Return the material word for word. Do not include the pictures.

[start]

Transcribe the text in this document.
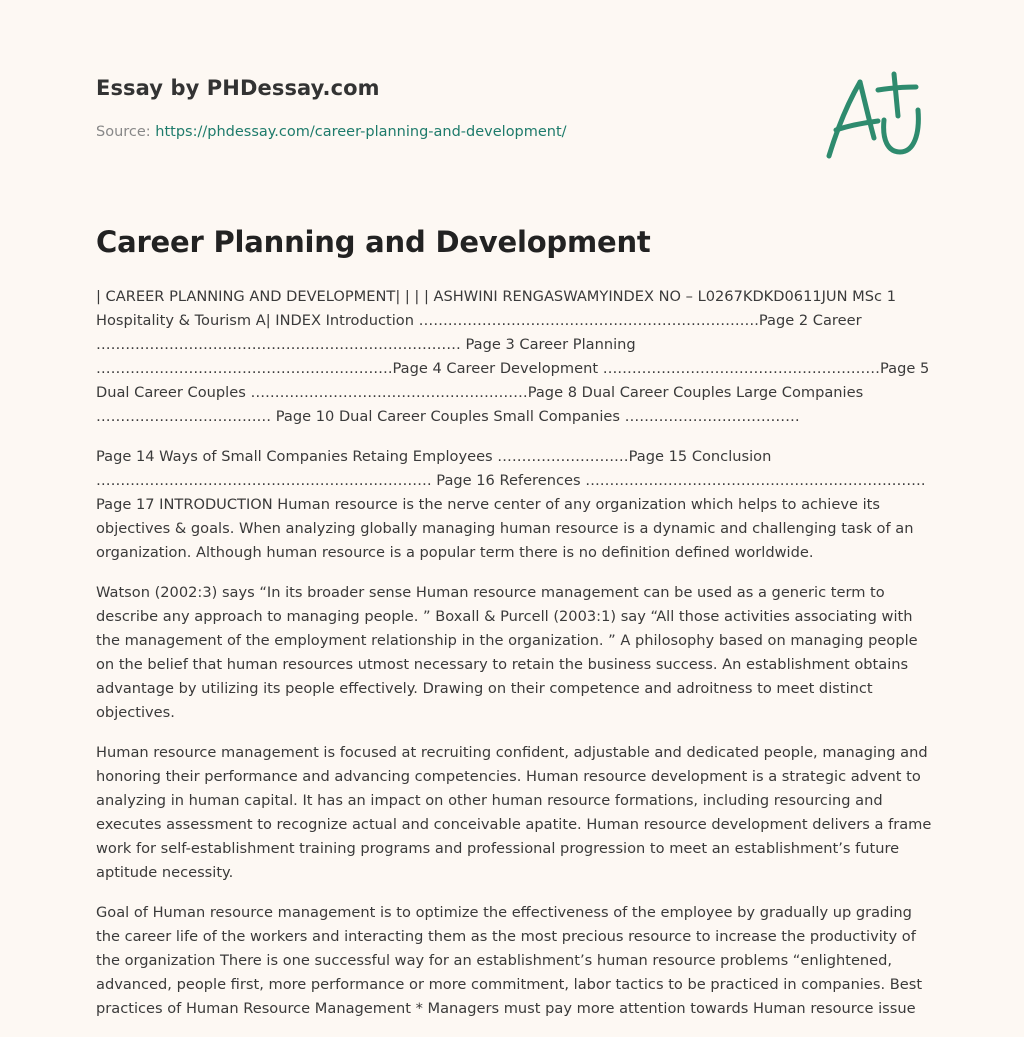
Essay by PHDessay.com
Source: https://phdessay.com/career-planning-and-development/
Career Planning and Development

| CAREER PLANNING AND DEVELOPMENT| | | | ASHWINI RENGASWAMYINDEX NO – L0267KDKD0611JUN MSc 1 Hospitality & Tourism A| INDEX Introduction …………………………………………………………….Page 2 Career ………………………………………………………………… Page 3 Career Planning …………………………………………………….Page 4 Career Development …………………………………………………Page 5 Dual Career Couples …………………………………………………Page 8 Dual Career Couples Large Companies ……………………………… Page 10 Dual Career Couples Small Companies ………………………………

Page 14 Ways of Small Companies Retaing Employees ………………………Page 15 Conclusion …………………………………………………………… Page 16 References ……………………………………………………………. Page 17 INTRODUCTION Human resource is the nerve center of any organization which helps to achieve its objectives & goals. When analyzing globally managing human resource is a dynamic and challenging task of an organization. Although human resource is a popular term there is no definition defined worldwide.

Watson (2002:3) says “In its broader sense Human resource management can be used as a generic term to describe any approach to managing people. ” Boxall & Purcell (2003:1) say “All those activities associating with the management of the employment relationship in the organization. ” A philosophy based on managing people on the belief that human resources utmost necessary to retain the business success. An establishment obtains advantage by utilizing its people effectively. Drawing on their competence and adroitness to meet distinct objectives.

Human resource management is focused at recruiting confident, adjustable and dedicated people, managing and honoring their performance and advancing competencies. Human resource development is a strategic advent to analyzing in human capital. It has an impact on other human resource formations, including resourcing and executes assessment to recognize actual and conceivable apatite. Human resource development delivers a frame work for self-establishment training programs and professional progression to meet an establishment’s future aptitude necessity.

Goal of Human resource management is to optimize the effectiveness of the employee by gradually up grading the career life of the workers and interacting them as the most precious resource to increase the productivity of the organization There is one successful way for an establishment’s human resource problems “enlightened, advanced, people first, more performance or more commitment, labor tactics to be practiced in companies. Best practices of Human Resource Management * Managers must pay more attention towards Human resource issue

[end]

▶ Exercise result
Transcribe the text in this document.
Essay by PHDessay.com
Source: https://phdessay.com/career-planning-and-development/
Career Planning and Development

| CAREER PLANNING AND DEVELOPMENT| | | | ASHWINI RENGASWAMYINDEX NO – L0267KDKD0611JUN MSc 1 Hospitality & Tourism A| INDEX Introduction …………………………………………………………….Page 2 Career ………………………………………………………………… Page 3 Career Planning …………………………………………………….Page 4 Career Development …………………………………………………Page 5 Dual Career Couples …………………………………………………Page 8 Dual Career Couples Large Companies ……………………………… Page 10 Dual Career Couples Small Companies ………………………………

Page 14 Ways of Small Companies Retaing Employees ………………………Page 15 Conclusion …………………………………………………………… Page 16 References ……………………………………………………………. Page 17 INTRODUCTION Human resource is the nerve center of any organization which helps to achieve its objectives & goals. When analyzing globally managing human resource is a dynamic and challenging task of an organization. Although human resource is a popular term there is no definition defined worldwide.

Watson (2002:3) says “In its broader sense Human resource management can be used as a generic term to describe any approach to managing people. ” Boxall & Purcell (2003:1) say “All those activities associating with the management of the employment relationship in the organization. ” A philosophy based on managing people on the belief that human resources utmost necessary to retain the business success. An establishment obtains advantage by utilizing its people effectively. Drawing on their competence and adroitness to meet distinct objectives.

Human resource management is focused at recruiting confident, adjustable and dedicated people, managing and honoring their performance and advancing competencies. Human resource development is a strategic advent to analyzing in human capital. It has an impact on other human resource formations, including resourcing and executes assessment to recognize actual and conceivable apatite. Human resource development delivers a frame work for self-establishment training programs and professional progression to meet an establishment’s future aptitude necessity.

Goal of Human resource management is to optimize the effectiveness of the employee by gradually up grading the career life of the workers and interacting them as the most precious resource to increase the productivity of the organization There is one successful way for an establishment’s human resource problems “enlightened, advanced, people first, more performance or more commitment, labor tactics to be practiced in companies. Best practices of Human Resource Management * Managers must pay more attention towards Human resource issue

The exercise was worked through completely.